Challenge — Examine the material below. Gather every line in which the string "frequency" appears.

------------------------------------------------------------------------

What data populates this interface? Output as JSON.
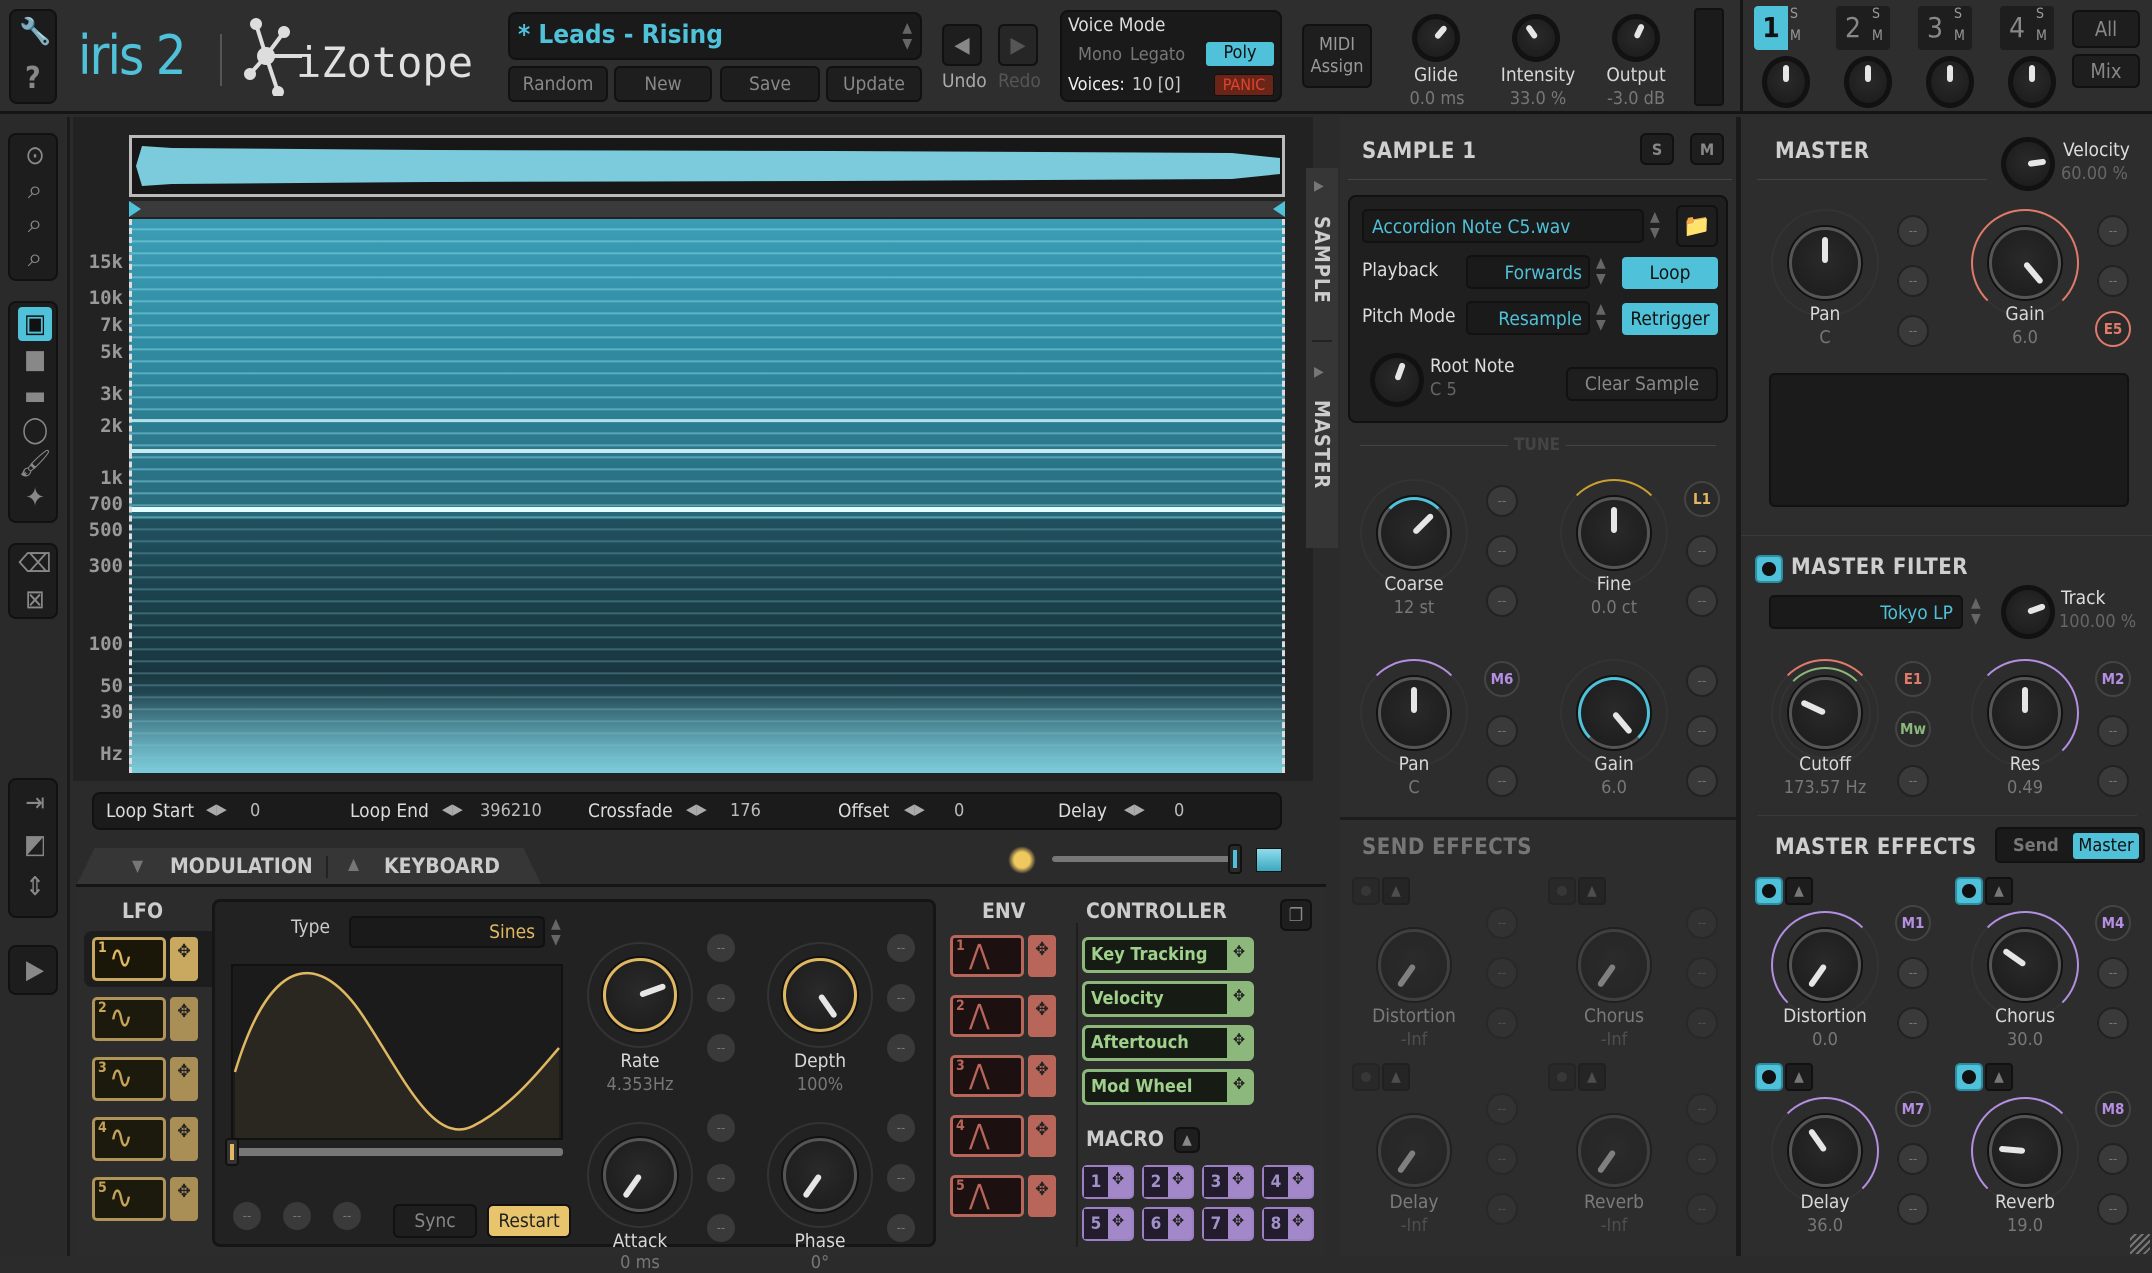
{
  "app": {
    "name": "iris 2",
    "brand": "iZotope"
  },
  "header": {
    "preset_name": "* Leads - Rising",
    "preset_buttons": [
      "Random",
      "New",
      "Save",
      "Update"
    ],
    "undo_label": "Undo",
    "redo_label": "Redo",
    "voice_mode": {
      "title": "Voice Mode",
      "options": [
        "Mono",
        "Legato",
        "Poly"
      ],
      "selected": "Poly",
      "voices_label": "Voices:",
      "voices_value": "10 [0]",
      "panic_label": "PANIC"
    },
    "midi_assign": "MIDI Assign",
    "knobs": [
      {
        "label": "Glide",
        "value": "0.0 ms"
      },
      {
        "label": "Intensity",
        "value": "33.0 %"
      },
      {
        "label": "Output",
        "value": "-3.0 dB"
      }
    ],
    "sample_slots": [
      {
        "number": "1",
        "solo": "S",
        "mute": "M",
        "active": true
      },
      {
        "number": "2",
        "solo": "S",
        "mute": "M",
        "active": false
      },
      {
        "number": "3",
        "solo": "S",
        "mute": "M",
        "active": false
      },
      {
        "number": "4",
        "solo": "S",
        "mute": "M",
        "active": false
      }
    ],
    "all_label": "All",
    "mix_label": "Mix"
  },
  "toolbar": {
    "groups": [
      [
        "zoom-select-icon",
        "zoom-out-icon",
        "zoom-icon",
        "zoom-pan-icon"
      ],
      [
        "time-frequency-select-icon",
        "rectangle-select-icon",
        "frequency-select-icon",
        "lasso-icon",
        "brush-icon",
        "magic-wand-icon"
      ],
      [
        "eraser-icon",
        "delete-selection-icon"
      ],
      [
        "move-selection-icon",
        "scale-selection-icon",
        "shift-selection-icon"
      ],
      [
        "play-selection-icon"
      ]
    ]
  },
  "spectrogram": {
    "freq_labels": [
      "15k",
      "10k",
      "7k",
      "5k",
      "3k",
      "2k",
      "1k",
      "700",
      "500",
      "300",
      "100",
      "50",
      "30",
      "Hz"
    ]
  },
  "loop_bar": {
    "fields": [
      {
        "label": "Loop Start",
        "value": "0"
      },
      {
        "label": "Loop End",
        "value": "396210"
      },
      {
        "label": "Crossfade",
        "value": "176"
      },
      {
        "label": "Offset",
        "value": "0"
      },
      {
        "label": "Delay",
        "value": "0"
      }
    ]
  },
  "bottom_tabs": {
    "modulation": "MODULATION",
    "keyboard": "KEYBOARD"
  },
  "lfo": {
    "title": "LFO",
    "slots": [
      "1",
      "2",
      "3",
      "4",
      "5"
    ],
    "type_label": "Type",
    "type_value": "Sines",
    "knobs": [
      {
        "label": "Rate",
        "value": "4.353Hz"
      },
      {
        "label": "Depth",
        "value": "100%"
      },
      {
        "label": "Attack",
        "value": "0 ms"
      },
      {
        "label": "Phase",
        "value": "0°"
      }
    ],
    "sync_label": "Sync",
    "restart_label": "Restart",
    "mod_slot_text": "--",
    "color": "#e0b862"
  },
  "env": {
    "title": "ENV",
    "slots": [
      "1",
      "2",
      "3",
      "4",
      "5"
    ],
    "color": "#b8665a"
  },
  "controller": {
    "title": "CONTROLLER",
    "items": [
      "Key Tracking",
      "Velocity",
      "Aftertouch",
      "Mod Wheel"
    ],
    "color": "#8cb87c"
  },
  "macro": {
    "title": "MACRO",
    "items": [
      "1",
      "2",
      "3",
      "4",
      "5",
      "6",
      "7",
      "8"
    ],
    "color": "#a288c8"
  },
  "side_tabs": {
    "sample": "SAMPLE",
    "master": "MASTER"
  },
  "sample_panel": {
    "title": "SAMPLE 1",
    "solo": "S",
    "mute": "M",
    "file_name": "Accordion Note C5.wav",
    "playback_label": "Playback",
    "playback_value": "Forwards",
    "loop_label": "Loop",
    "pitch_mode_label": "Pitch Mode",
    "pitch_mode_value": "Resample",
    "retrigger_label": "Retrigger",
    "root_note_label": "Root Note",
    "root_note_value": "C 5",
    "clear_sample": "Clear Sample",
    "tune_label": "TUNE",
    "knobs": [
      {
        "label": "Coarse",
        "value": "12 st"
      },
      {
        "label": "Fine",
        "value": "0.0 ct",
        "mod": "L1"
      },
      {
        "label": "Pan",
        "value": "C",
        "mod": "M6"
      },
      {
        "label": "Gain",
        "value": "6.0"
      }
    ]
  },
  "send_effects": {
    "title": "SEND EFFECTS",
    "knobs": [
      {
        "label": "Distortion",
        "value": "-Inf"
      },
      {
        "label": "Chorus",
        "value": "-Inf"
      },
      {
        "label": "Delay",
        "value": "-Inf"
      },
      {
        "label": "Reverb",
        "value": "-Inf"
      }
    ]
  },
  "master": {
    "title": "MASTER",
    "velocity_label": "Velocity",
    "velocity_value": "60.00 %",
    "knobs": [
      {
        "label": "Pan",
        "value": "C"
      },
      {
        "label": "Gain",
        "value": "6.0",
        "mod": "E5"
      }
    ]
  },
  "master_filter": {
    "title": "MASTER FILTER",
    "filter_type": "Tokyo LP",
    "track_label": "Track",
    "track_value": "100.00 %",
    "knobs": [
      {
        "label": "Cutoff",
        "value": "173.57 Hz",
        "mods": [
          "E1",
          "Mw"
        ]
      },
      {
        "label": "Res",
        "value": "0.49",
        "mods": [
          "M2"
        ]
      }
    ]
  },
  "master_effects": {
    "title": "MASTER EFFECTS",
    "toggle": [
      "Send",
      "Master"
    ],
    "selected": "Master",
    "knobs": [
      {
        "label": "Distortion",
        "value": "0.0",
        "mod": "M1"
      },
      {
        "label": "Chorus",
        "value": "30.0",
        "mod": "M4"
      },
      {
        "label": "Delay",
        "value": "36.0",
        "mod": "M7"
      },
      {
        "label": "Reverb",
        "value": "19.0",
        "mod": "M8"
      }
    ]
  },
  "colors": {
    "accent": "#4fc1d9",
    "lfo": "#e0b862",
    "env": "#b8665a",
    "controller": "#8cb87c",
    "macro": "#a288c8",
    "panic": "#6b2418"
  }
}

------------------------------------------------------------------------

Solution for this exercise —
        "time-frequency-select-icon",
        "frequency-select-icon",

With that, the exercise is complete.